Goal: Identify the lines that contain the word "name", then copy them.

[START Data supplied]

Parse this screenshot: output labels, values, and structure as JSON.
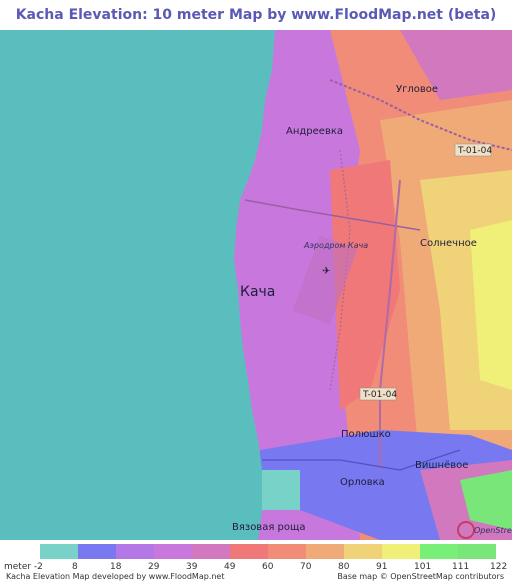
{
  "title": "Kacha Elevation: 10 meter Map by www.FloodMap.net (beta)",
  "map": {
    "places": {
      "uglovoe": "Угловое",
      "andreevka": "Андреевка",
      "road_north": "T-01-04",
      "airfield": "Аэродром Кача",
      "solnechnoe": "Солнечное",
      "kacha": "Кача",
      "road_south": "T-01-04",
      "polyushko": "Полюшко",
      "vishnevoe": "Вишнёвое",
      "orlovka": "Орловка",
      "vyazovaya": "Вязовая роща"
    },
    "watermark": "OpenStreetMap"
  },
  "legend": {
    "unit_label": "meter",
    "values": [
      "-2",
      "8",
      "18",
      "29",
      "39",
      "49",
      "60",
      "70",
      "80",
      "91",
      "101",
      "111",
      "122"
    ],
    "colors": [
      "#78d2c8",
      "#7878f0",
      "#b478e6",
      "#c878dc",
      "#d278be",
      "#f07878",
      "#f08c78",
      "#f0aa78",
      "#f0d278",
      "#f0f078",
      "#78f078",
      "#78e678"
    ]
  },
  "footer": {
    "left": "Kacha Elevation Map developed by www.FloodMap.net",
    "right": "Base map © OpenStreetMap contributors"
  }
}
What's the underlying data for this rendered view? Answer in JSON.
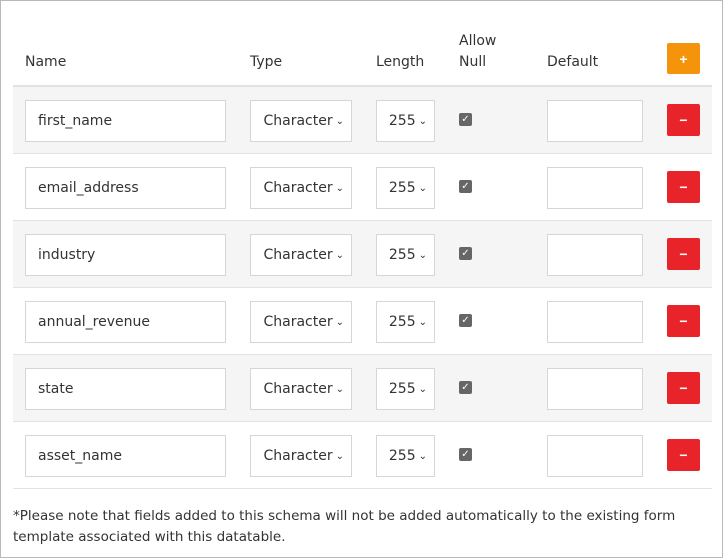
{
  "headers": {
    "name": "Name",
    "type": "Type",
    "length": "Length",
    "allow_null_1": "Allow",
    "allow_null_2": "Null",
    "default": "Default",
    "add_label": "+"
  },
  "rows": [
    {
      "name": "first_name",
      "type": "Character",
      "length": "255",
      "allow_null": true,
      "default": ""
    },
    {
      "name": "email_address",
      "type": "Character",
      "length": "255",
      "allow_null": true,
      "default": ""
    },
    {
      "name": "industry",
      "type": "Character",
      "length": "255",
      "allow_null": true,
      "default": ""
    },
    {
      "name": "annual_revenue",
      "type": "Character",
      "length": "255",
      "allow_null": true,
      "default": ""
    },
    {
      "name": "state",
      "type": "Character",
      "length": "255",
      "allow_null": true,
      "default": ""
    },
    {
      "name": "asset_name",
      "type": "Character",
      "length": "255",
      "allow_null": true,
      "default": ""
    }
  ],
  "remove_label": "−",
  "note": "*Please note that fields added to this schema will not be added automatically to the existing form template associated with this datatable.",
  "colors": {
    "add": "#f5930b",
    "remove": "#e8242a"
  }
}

[END Data supplied]

Output:
    "name": "Name",
      "name": "first_name",
      "name": "email_address",
      "name": "industry",
      "name": "annual_revenue",
      "name": "state",
      "name": "asset_name",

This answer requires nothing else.